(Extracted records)
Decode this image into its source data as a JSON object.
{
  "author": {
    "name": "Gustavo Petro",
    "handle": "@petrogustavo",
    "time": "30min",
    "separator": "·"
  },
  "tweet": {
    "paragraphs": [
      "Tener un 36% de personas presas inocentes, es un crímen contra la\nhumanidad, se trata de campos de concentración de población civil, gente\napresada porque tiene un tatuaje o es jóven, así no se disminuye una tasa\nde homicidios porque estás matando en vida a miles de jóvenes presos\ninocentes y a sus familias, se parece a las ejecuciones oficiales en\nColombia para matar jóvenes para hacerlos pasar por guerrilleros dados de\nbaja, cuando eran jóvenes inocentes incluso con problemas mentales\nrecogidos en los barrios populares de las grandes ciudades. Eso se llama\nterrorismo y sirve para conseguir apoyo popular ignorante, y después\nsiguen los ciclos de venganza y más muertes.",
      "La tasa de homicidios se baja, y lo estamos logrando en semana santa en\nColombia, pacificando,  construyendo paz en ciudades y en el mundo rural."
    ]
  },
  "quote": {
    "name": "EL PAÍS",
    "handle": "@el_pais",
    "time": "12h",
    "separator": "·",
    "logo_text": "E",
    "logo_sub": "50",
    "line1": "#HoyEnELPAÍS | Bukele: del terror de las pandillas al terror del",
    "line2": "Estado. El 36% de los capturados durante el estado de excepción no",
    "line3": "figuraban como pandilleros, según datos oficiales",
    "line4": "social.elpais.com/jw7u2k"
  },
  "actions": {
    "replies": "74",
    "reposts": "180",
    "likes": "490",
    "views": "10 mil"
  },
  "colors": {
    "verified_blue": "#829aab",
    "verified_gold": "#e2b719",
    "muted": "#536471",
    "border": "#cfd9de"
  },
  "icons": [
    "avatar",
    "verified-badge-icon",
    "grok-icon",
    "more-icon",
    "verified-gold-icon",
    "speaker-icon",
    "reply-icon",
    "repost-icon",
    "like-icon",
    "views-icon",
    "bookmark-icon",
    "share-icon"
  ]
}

* * *

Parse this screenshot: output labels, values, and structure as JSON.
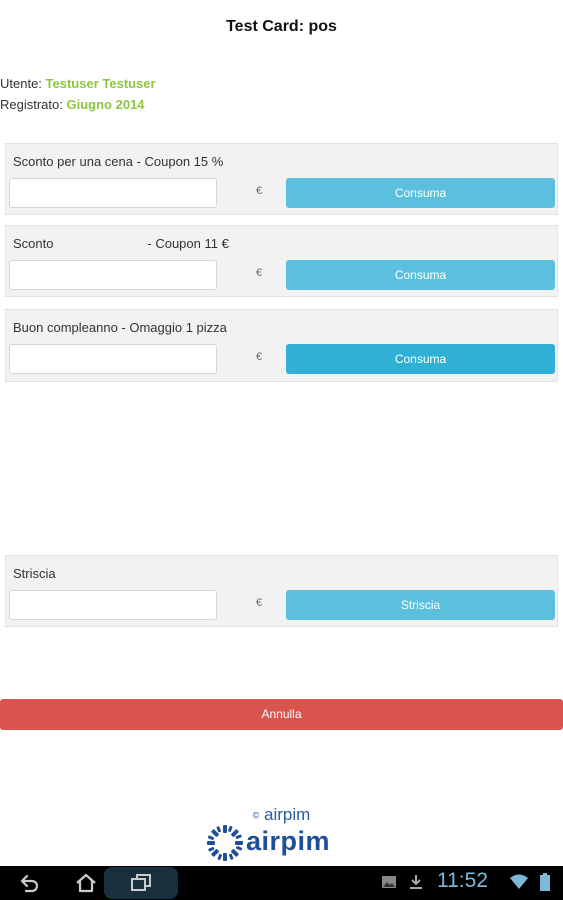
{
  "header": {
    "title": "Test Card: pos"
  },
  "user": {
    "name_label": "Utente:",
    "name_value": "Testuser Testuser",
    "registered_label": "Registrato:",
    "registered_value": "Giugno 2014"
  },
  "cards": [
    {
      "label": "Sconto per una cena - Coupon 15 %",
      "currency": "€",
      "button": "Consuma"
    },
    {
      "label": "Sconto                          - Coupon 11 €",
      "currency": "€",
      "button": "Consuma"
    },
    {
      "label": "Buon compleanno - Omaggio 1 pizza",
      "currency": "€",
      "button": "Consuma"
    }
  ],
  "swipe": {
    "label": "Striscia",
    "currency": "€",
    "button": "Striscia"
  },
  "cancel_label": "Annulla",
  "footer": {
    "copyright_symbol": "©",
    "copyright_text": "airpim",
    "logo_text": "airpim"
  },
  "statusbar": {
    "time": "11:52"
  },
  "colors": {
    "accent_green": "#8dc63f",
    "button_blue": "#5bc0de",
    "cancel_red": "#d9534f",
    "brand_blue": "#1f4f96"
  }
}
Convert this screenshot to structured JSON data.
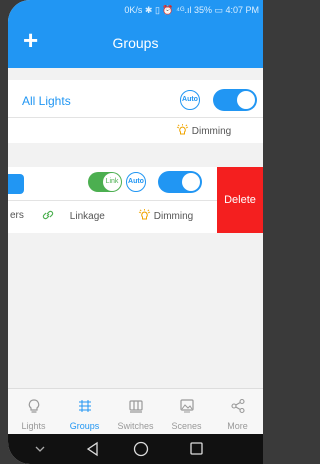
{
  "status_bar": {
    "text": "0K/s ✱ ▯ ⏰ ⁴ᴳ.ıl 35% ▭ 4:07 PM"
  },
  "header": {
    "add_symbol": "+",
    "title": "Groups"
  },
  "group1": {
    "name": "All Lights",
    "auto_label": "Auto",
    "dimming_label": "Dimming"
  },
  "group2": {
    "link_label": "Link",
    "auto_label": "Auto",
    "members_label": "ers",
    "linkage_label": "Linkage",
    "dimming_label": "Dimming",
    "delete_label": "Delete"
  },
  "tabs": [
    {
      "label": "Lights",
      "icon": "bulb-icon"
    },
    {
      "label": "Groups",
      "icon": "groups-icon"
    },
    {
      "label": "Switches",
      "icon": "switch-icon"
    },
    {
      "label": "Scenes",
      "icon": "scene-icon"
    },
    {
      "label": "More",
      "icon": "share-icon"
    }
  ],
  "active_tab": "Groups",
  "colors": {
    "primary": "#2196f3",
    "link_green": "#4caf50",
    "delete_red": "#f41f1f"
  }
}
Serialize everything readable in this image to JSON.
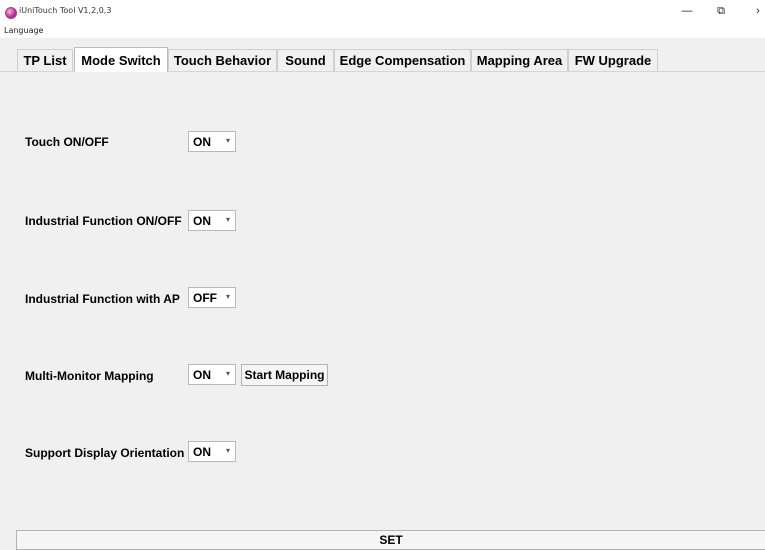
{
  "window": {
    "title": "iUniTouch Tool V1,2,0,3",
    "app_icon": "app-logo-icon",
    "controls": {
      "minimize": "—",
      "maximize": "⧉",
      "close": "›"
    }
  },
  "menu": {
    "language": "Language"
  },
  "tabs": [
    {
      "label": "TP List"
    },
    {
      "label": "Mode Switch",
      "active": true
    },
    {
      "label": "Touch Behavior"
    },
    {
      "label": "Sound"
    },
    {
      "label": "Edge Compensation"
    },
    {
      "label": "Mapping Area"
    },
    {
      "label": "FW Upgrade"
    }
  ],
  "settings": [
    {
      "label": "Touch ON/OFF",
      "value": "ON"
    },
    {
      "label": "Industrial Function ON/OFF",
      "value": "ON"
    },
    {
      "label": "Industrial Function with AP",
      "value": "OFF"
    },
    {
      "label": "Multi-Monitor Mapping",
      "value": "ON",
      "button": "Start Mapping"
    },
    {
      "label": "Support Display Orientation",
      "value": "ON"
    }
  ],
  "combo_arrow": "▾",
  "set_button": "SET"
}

(Work to do): Scan the listing above and identify each line holding the string "Sconto"; copy every such line.

(Exercise answer):
      "label": "Sconto per una cena - Coupon 15 %",
      "label": "Sconto                          - Coupon 11 €",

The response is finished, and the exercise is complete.